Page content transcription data
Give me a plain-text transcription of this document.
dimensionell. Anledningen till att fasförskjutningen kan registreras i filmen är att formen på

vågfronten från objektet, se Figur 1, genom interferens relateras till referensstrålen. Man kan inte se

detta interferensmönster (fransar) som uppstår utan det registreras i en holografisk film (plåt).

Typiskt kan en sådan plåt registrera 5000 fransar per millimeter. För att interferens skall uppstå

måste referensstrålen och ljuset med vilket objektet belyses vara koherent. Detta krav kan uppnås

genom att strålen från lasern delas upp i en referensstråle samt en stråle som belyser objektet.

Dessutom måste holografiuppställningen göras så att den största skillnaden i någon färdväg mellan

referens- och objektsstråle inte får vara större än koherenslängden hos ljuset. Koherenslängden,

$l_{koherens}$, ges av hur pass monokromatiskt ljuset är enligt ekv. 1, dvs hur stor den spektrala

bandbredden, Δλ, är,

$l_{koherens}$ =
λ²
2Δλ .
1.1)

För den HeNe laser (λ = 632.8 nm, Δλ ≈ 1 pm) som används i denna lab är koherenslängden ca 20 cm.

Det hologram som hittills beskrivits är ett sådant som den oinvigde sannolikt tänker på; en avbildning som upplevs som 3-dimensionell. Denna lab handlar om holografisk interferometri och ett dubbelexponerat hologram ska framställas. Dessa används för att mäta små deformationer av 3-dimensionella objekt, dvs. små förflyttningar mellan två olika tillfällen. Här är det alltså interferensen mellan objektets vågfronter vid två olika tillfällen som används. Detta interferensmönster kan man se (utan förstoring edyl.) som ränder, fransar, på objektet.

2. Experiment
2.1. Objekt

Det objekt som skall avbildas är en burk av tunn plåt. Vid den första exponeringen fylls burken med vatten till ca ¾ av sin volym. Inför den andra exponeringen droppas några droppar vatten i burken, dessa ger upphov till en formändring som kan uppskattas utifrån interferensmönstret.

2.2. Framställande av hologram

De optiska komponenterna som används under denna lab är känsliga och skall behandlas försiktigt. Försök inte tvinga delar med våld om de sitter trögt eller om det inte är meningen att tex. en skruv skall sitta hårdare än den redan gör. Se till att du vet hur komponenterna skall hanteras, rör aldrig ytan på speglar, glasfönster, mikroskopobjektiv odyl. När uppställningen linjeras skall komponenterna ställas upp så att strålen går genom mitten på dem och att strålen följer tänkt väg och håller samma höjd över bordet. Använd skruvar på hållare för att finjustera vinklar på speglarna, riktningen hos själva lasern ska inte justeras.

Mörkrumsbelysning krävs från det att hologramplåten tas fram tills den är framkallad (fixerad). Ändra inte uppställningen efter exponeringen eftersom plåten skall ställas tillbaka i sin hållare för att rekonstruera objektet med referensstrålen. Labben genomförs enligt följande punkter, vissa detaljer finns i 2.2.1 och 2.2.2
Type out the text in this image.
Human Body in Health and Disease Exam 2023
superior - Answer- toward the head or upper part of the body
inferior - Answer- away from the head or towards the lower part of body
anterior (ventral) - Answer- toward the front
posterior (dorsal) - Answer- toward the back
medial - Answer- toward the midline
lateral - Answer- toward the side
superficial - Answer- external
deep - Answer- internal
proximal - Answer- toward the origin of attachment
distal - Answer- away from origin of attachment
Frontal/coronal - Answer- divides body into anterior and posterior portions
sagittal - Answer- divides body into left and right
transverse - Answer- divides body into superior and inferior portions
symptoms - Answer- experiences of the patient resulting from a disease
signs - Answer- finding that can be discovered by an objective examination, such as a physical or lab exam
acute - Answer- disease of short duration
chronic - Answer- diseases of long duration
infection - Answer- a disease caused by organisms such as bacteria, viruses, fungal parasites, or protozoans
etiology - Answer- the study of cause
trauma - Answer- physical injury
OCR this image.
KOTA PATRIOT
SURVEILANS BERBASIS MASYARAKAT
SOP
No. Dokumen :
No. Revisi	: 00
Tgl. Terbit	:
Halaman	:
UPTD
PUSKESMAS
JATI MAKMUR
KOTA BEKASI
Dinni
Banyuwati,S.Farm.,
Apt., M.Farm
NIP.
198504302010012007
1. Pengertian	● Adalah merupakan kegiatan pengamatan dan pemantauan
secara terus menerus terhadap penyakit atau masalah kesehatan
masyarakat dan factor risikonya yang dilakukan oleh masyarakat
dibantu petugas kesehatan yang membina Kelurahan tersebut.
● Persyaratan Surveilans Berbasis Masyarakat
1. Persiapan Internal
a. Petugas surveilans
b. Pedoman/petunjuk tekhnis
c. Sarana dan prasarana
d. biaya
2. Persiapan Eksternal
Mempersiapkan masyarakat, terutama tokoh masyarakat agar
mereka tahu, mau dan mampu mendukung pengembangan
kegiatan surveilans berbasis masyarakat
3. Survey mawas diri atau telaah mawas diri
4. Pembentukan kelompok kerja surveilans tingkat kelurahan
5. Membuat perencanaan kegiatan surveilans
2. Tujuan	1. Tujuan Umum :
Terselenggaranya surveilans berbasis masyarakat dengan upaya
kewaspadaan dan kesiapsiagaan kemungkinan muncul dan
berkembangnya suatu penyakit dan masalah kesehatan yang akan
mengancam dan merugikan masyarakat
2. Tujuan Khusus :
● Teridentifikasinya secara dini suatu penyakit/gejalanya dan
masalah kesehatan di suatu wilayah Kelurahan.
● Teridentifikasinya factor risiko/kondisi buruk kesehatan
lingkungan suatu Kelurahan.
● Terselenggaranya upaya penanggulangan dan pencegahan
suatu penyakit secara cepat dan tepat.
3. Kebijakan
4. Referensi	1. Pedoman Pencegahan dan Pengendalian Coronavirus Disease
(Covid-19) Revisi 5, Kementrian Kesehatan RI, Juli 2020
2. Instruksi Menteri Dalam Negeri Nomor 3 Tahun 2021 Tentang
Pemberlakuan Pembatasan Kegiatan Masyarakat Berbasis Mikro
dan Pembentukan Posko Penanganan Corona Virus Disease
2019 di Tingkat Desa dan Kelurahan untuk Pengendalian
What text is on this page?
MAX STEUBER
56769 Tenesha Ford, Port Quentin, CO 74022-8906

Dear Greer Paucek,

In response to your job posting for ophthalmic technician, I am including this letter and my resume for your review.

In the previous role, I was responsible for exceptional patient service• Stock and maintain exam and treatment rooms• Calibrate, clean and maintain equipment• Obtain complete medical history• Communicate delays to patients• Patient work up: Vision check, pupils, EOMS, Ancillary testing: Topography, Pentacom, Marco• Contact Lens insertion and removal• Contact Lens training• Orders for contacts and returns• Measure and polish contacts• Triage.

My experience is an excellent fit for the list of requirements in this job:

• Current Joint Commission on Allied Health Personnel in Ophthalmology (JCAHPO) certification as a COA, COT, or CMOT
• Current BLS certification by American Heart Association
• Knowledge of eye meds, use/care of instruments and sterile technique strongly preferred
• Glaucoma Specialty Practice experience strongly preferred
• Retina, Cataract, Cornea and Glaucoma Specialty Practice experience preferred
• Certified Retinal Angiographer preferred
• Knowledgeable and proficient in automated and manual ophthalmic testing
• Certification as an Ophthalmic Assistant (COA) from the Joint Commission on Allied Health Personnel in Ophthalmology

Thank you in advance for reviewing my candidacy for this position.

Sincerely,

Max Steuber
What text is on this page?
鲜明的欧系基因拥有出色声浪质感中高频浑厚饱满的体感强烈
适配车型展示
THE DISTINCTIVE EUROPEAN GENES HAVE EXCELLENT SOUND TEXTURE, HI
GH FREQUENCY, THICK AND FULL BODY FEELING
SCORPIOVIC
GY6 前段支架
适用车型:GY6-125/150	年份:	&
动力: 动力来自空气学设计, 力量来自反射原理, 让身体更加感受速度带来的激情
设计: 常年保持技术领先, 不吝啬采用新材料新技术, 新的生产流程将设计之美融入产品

• **Directions**:
Every record, from top to bottom, must be transcribed exactly.

• **Exercise output**:
Give me a plain-text transcription of this document.
dimensionell. Anledningen till att fasförskjutningen kan registreras i filmen är att formen på

vågfronten från objektet, se Figur 1, genom interferens relateras till referensstrålen. Man kan inte se

detta interferensmönster (fransar) som uppstår utan det registreras i en holografisk film (plåt).

Typiskt kan en sådan plåt registrera 5000 fransar per millimeter. För att interferens skall uppstå

måste referensstrålen och ljuset med vilket objektet belyses vara koherent. Detta krav kan uppnås

genom att strålen från lasern delas upp i en referensstråle samt en stråle som belyser objektet.

Dessutom måste holografiuppställningen göras så att den största skillnaden i någon färdväg mellan

referens- och objektsstråle inte får vara större än koherenslängden hos ljuset. Koherenslängden,

$l_{koherens}$, ges av hur pass monokromatiskt ljuset är enligt ekv. 1, dvs hur stor den spektrala

bandbredden, Δλ, är,

$l_{koherens}$ =
λ²
2Δλ .
1.1)

För den HeNe laser (λ = 632.8 nm, Δλ ≈ 1 pm) som används i denna lab är koherenslängden ca 20 cm.

Det hologram som hittills beskrivits är ett sådant som den oinvigde sannolikt tänker på; en avbildning som upplevs som 3-dimensionell. Denna lab handlar om holografisk interferometri och ett dubbelexponerat hologram ska framställas. Dessa används för att mäta små deformationer av 3-dimensionella objekt, dvs. små förflyttningar mellan två olika tillfällen. Här är det alltså interferensen mellan objektets vågfronter vid två olika tillfällen som används. Detta interferensmönster kan man se (utan förstoring edyl.) som ränder, fransar, på objektet.

2. Experiment
2.1. Objekt

Det objekt som skall avbildas är en burk av tunn plåt. Vid den första exponeringen fylls burken med vatten till ca ¾ av sin volym. Inför den andra exponeringen droppas några droppar vatten i burken, dessa ger upphov till en formändring som kan uppskattas utifrån interferensmönstret.

2.2. Framställande av hologram

De optiska komponenterna som används under denna lab är känsliga och skall behandlas försiktigt. Försök inte tvinga delar med våld om de sitter trögt eller om det inte är meningen att tex. en skruv skall sitta hårdare än den redan gör. Se till att du vet hur komponenterna skall hanteras, rör aldrig ytan på speglar, glasfönster, mikroskopobjektiv odyl. När uppställningen linjeras skall komponenterna ställas upp så att strålen går genom mitten på dem och att strålen följer tänkt väg och håller samma höjd över bordet. Använd skruvar på hållare för att finjustera vinklar på speglarna, riktningen hos själva lasern ska inte justeras.

Mörkrumsbelysning krävs från det att hologramplåten tas fram tills den är framkallad (fixerad). Ändra inte uppställningen efter exponeringen eftersom plåten skall ställas tillbaka i sin hållare för att rekonstruera objektet med referensstrålen. Labben genomförs enligt följande punkter, vissa detaljer finns i 2.2.1 och 2.2.2
Type out the text in this image.
Human Body in Health and Disease Exam 2023
superior - Answer- toward the head or upper part of the body
inferior - Answer- away from the head or towards the lower part of body
anterior (ventral) - Answer- toward the front
posterior (dorsal) - Answer- toward the back
medial - Answer- toward the midline
lateral - Answer- toward the side
superficial - Answer- external
deep - Answer- internal
proximal - Answer- toward the origin of attachment
distal - Answer- away from origin of attachment
Frontal/coronal - Answer- divides body into anterior and posterior portions
sagittal - Answer- divides body into left and right
transverse - Answer- divides body into superior and inferior portions
symptoms - Answer- experiences of the patient resulting from a disease
signs - Answer- finding that can be discovered by an objective examination, such as a physical or lab exam
acute - Answer- disease of short duration
chronic - Answer- diseases of long duration
infection - Answer- a disease caused by organisms such as bacteria, viruses, fungal parasites, or protozoans
etiology - Answer- the study of cause
trauma - Answer- physical injury
OCR this image.
KOTA PATRIOT
SURVEILANS BERBASIS MASYARAKAT
SOP
No. Dokumen :
No. Revisi	: 00
Tgl. Terbit	:
Halaman	:
UPTD
PUSKESMAS
JATI MAKMUR
KOTA BEKASI
Dinni
Banyuwati,S.Farm.,
Apt., M.Farm
NIP.
198504302010012007
1. Pengertian	● Adalah merupakan kegiatan pengamatan dan pemantauan
secara terus menerus terhadap penyakit atau masalah kesehatan
masyarakat dan factor risikonya yang dilakukan oleh masyarakat
dibantu petugas kesehatan yang membina Kelurahan tersebut.
● Persyaratan Surveilans Berbasis Masyarakat
1. Persiapan Internal
a. Petugas surveilans
b. Pedoman/petunjuk tekhnis
c. Sarana dan prasarana
d. biaya
2. Persiapan Eksternal
Mempersiapkan masyarakat, terutama tokoh masyarakat agar
mereka tahu, mau dan mampu mendukung pengembangan
kegiatan surveilans berbasis masyarakat
3. Survey mawas diri atau telaah mawas diri
4. Pembentukan kelompok kerja surveilans tingkat kelurahan
5. Membuat perencanaan kegiatan surveilans
2. Tujuan	1. Tujuan Umum :
Terselenggaranya surveilans berbasis masyarakat dengan upaya
kewaspadaan dan kesiapsiagaan kemungkinan muncul dan
berkembangnya suatu penyakit dan masalah kesehatan yang akan
mengancam dan merugikan masyarakat
2. Tujuan Khusus :
● Teridentifikasinya secara dini suatu penyakit/gejalanya dan
masalah kesehatan di suatu wilayah Kelurahan.
● Teridentifikasinya factor risiko/kondisi buruk kesehatan
lingkungan suatu Kelurahan.
● Terselenggaranya upaya penanggulangan dan pencegahan
suatu penyakit secara cepat dan tepat.
3. Kebijakan
4. Referensi	1. Pedoman Pencegahan dan Pengendalian Coronavirus Disease
(Covid-19) Revisi 5, Kementrian Kesehatan RI, Juli 2020
2. Instruksi Menteri Dalam Negeri Nomor 3 Tahun 2021 Tentang
Pemberlakuan Pembatasan Kegiatan Masyarakat Berbasis Mikro
dan Pembentukan Posko Penanganan Corona Virus Disease
2019 di Tingkat Desa dan Kelurahan untuk Pengendalian
What text is on this page?
MAX STEUBER
56769 Tenesha Ford, Port Quentin, CO 74022-8906

Dear Greer Paucek,

In response to your job posting for ophthalmic technician, I am including this letter and my resume for your review.

In the previous role, I was responsible for exceptional patient service• Stock and maintain exam and treatment rooms• Calibrate, clean and maintain equipment• Obtain complete medical history• Communicate delays to patients• Patient work up: Vision check, pupils, EOMS, Ancillary testing: Topography, Pentacom, Marco• Contact Lens insertion and removal• Contact Lens training• Orders for contacts and returns• Measure and polish contacts• Triage.

My experience is an excellent fit for the list of requirements in this job:

• Current Joint Commission on Allied Health Personnel in Ophthalmology (JCAHPO) certification as a COA, COT, or CMOT
• Current BLS certification by American Heart Association
• Knowledge of eye meds, use/care of instruments and sterile technique strongly preferred
• Glaucoma Specialty Practice experience strongly preferred
• Retina, Cataract, Cornea and Glaucoma Specialty Practice experience preferred
• Certified Retinal Angiographer preferred
• Knowledgeable and proficient in automated and manual ophthalmic testing
• Certification as an Ophthalmic Assistant (COA) from the Joint Commission on Allied Health Personnel in Ophthalmology

Thank you in advance for reviewing my candidacy for this position.

Sincerely,

Max Steuber
What text is on this page?
鲜明的欧系基因拥有出色声浪质感中高频浑厚饱满的体感强烈
适配车型展示
THE DISTINCTIVE EUROPEAN GENES HAVE EXCELLENT SOUND TEXTURE, HI
GH FREQUENCY, THICK AND FULL BODY FEELING
SCORPIOVIC
GY6 前段支架
适用车型:GY6-125/150	年份:	&
动力: 动力来自空气学设计, 力量来自反射原理, 让身体更加感受速度带来的激情
设计: 常年保持技术领先, 不吝啬采用新材料新技术, 新的生产流程将设计之美融入产品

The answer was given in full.